Source : Le Finistère août 1882

 

1882 – L’affaire Le Carboullec

 

Conseil de guerre du samedi 12 août 1882

 

Affaire du nommé Le Carboullec, François Marie, musicien aux équipages de la flotte, à la division, de Brest, prévenu de double tentative d'homicide volontaire.

 

Nous renonçons à décrire l'impatience qui agitait la foule qui stationnait aux abords de la salle d'audience.

 

Nous remarquons, sans étonnement du reste, un assez grand nombre de femmes et de jeunes filles,

venues sans doute à la recherche d'émotions, mais plutôt attirées par une curiosité qu'on peut facilement expliquer, curiosité alimentée encore par les détails intimes et scabreux que semblait promettre ce procès.

────────────────────────────────────────

(Consigne) Poursuivez le compte rendu du procès Le Carboullec à partir de sa dernière phrase. La liste qui figure plus bas n'est pas nécessaire.

────────────────────────────────────────

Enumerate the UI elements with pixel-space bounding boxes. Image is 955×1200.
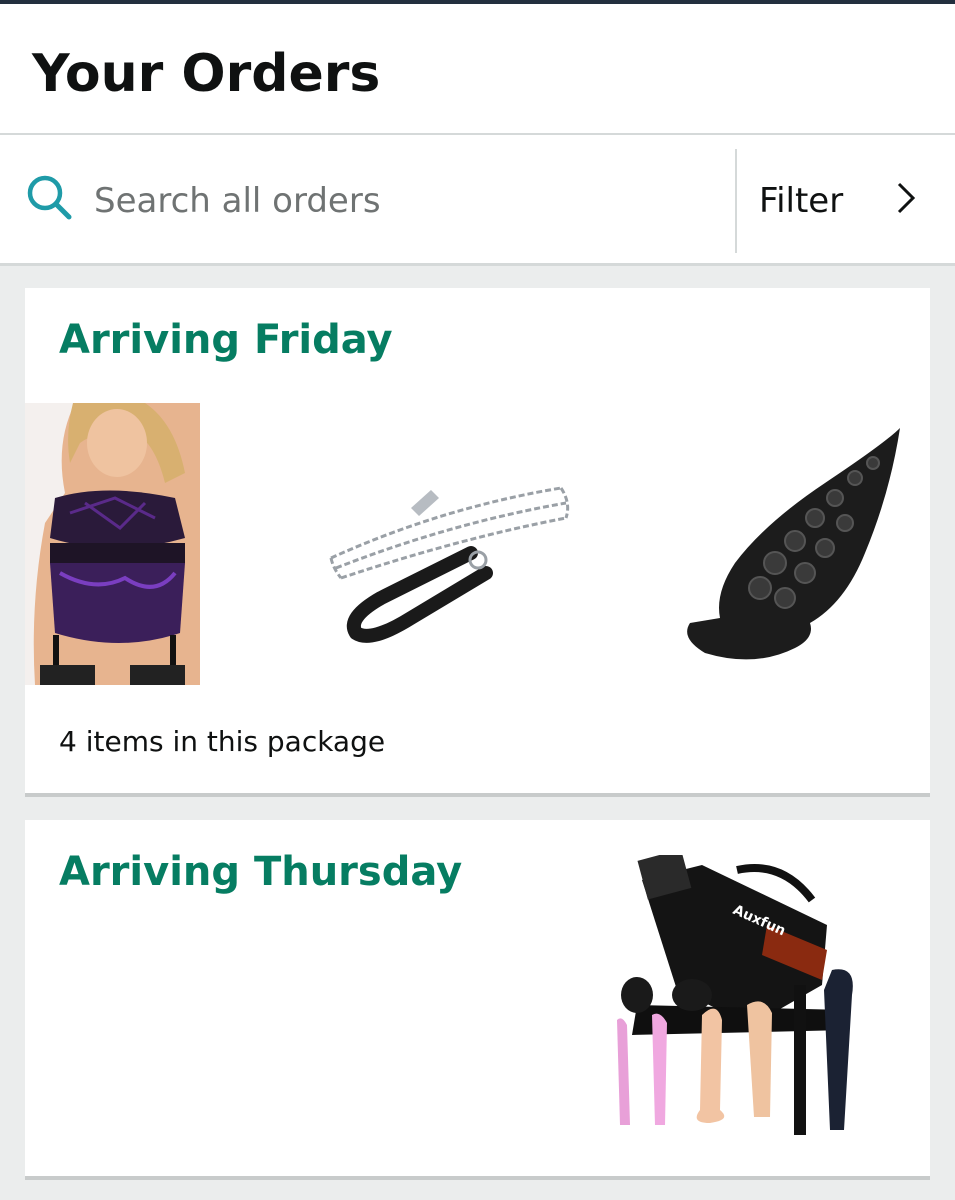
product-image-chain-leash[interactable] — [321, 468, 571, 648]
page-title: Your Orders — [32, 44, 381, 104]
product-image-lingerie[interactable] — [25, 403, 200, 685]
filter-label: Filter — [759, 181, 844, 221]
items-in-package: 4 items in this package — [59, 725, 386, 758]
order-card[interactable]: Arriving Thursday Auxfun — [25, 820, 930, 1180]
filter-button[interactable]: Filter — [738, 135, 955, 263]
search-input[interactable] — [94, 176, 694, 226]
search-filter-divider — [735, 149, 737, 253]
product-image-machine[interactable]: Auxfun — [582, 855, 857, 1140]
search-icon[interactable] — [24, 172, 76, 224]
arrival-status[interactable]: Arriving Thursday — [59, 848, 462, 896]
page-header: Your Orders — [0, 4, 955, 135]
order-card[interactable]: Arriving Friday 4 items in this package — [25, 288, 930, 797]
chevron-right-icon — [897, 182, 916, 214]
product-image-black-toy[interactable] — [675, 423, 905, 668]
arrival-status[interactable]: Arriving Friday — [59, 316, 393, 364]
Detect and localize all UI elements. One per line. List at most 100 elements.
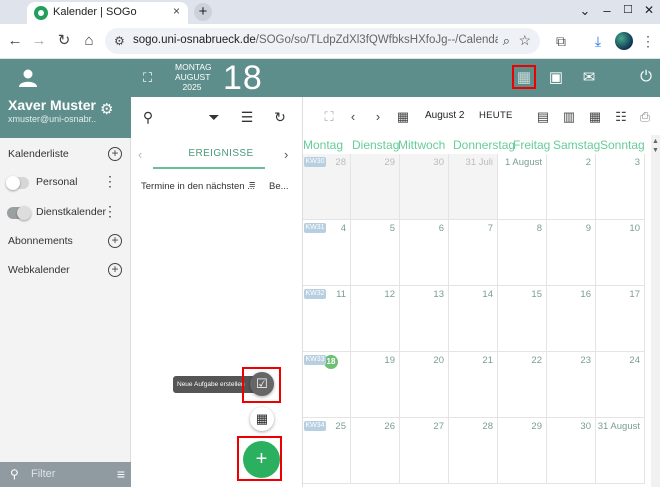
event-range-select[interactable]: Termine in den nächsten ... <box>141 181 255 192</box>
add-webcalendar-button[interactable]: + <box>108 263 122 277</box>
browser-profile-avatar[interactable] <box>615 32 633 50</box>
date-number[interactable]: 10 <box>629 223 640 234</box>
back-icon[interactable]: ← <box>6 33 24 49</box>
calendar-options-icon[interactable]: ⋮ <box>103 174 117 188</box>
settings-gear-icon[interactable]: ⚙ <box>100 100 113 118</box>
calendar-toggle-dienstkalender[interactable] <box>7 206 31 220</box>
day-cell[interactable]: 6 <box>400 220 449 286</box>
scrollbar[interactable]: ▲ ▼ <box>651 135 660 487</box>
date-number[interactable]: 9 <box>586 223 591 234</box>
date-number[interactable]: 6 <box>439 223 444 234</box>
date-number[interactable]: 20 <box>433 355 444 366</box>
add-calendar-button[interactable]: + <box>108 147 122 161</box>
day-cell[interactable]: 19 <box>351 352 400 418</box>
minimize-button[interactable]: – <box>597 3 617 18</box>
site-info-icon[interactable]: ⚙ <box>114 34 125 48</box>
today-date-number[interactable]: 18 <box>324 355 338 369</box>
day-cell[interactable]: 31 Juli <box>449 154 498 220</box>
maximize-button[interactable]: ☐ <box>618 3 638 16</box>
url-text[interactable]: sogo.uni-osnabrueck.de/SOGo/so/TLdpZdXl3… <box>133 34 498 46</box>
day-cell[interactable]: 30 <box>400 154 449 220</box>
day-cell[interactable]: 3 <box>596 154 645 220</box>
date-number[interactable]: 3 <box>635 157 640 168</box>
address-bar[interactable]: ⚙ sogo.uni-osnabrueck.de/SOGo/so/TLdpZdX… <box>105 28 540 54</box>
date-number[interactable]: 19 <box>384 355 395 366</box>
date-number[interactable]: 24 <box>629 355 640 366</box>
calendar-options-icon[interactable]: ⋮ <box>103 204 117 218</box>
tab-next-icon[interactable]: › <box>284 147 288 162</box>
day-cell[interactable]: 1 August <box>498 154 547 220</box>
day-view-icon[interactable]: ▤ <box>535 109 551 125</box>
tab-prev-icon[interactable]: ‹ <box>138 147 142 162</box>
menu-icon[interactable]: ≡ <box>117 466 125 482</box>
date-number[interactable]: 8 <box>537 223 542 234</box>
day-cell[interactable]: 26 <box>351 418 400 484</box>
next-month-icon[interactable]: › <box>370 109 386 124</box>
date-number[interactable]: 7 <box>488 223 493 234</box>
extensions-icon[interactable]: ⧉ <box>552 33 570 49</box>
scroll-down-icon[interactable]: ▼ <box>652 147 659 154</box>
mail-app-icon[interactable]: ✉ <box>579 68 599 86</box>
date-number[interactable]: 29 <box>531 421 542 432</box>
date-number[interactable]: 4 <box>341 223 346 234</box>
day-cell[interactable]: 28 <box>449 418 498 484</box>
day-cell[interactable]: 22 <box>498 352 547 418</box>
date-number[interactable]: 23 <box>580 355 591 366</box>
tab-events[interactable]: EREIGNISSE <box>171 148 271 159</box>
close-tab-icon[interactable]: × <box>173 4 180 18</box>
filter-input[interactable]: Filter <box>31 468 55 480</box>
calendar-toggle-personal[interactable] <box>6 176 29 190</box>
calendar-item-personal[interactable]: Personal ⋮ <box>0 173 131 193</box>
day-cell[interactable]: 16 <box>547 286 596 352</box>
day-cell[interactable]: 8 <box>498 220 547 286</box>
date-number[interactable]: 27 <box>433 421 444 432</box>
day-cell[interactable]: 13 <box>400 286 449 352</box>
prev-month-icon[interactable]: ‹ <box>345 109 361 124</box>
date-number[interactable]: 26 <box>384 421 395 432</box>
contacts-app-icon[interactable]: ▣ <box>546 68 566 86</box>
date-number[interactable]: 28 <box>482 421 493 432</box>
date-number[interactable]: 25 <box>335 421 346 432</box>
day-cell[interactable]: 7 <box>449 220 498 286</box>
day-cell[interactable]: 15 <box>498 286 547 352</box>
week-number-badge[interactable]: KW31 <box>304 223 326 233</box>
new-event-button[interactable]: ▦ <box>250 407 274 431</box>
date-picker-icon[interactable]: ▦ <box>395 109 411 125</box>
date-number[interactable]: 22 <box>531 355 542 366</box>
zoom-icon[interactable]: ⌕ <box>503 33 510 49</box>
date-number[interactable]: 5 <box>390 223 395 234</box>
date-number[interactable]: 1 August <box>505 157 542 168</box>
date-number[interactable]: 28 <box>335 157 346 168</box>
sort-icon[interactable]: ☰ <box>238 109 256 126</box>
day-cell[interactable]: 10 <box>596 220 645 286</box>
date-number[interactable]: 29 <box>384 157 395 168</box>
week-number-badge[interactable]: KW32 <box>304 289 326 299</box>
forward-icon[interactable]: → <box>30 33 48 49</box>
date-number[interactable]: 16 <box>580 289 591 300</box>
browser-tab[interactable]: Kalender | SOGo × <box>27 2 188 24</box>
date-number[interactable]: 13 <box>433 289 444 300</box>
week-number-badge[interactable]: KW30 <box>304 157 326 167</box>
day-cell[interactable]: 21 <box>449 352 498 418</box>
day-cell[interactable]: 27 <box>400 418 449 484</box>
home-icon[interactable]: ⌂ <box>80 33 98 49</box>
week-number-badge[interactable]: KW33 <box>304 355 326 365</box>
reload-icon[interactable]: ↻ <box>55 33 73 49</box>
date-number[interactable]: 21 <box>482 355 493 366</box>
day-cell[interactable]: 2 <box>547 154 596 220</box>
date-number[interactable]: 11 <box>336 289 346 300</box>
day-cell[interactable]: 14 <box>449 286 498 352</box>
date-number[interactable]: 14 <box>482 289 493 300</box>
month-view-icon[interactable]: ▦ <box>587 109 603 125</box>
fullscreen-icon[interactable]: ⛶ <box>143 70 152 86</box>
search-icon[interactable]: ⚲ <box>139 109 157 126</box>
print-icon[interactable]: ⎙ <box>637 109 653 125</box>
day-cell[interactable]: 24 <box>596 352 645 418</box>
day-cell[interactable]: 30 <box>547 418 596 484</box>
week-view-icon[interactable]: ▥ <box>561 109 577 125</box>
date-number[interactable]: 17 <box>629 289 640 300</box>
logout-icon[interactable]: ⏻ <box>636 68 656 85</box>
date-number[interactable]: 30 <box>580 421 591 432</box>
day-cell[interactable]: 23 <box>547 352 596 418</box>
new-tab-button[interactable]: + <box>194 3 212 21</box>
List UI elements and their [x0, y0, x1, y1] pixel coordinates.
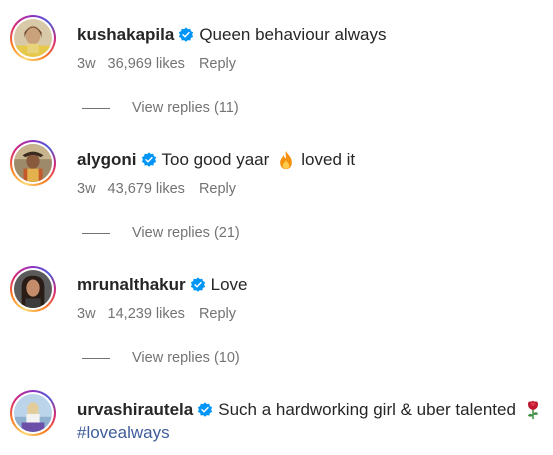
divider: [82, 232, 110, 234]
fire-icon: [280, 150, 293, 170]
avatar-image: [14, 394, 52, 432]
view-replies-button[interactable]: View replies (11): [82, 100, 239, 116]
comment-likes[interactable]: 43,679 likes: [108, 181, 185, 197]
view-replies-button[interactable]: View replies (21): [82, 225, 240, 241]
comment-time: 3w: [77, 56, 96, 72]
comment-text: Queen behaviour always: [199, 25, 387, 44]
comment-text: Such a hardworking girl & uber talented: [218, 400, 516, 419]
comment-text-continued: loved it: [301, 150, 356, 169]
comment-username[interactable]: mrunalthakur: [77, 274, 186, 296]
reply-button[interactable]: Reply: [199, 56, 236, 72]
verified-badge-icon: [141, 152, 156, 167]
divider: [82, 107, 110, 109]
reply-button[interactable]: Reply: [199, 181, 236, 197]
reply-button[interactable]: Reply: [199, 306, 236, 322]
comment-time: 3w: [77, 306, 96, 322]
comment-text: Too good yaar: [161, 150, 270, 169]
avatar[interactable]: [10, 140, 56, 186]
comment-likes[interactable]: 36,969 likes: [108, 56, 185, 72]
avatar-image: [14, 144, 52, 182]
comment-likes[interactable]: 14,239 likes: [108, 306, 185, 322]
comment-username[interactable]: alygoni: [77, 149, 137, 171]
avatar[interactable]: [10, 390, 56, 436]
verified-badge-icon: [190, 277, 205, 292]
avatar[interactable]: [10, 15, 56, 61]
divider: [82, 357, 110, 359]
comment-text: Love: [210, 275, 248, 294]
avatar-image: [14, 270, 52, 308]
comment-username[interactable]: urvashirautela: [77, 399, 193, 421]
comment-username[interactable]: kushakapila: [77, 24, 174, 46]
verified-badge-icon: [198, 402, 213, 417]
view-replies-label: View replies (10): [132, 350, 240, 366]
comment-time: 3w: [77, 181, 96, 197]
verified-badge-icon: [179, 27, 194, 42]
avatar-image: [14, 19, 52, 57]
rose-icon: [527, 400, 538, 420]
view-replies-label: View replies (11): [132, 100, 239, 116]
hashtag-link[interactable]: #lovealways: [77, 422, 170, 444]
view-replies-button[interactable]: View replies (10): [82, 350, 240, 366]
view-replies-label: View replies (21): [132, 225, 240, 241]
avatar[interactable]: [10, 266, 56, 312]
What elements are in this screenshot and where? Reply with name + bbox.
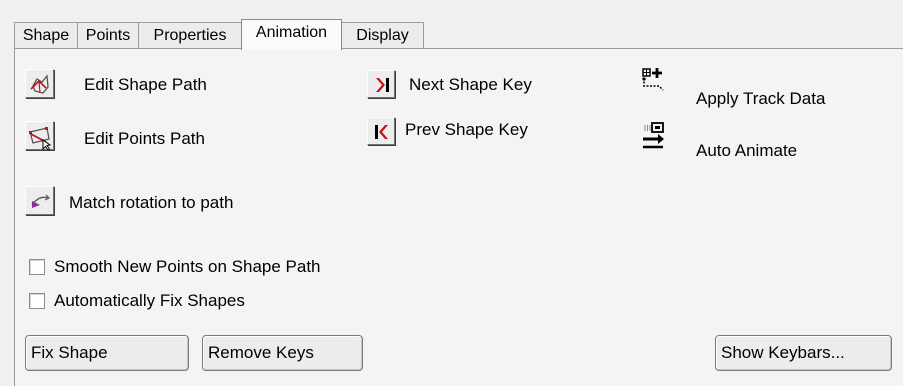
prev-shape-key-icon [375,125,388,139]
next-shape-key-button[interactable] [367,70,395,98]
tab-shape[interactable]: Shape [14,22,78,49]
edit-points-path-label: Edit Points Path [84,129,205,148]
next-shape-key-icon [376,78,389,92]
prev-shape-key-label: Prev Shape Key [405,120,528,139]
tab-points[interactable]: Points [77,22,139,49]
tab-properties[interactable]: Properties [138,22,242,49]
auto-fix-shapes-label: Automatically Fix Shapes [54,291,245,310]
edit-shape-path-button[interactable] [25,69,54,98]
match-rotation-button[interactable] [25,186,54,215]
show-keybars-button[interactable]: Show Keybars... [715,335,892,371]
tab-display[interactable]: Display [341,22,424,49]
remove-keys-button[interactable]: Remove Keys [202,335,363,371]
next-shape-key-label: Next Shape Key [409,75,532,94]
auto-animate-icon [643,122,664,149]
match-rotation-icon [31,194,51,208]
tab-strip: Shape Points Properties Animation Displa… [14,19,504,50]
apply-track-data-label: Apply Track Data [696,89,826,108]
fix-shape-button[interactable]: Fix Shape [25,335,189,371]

────────────────────────────────────────

(Réponse)
Ordre d'informer de M. le Vice-Amiral, Commandant en Chef, Préfet Maritime, en date du 3 juillet 1882.

 

À l'intérieur de la salle, des places étaient réservées aux officiers en uniforme ainsi qu'aux membres du barreau.

 

À midi, l'audience est ouverte sous la présidence de M. Bienvenue, capitaine de frégate.

M. Gouye, commissaire du Gouvernement occupe le siège du ministère public.

Maître G. Lachaud est assis au banc de la défense.

​

On introduit l'accusé :

son attitude est très simple, très-modeste.

 

Quels sont les faits qui l'amènent devant ses juges ?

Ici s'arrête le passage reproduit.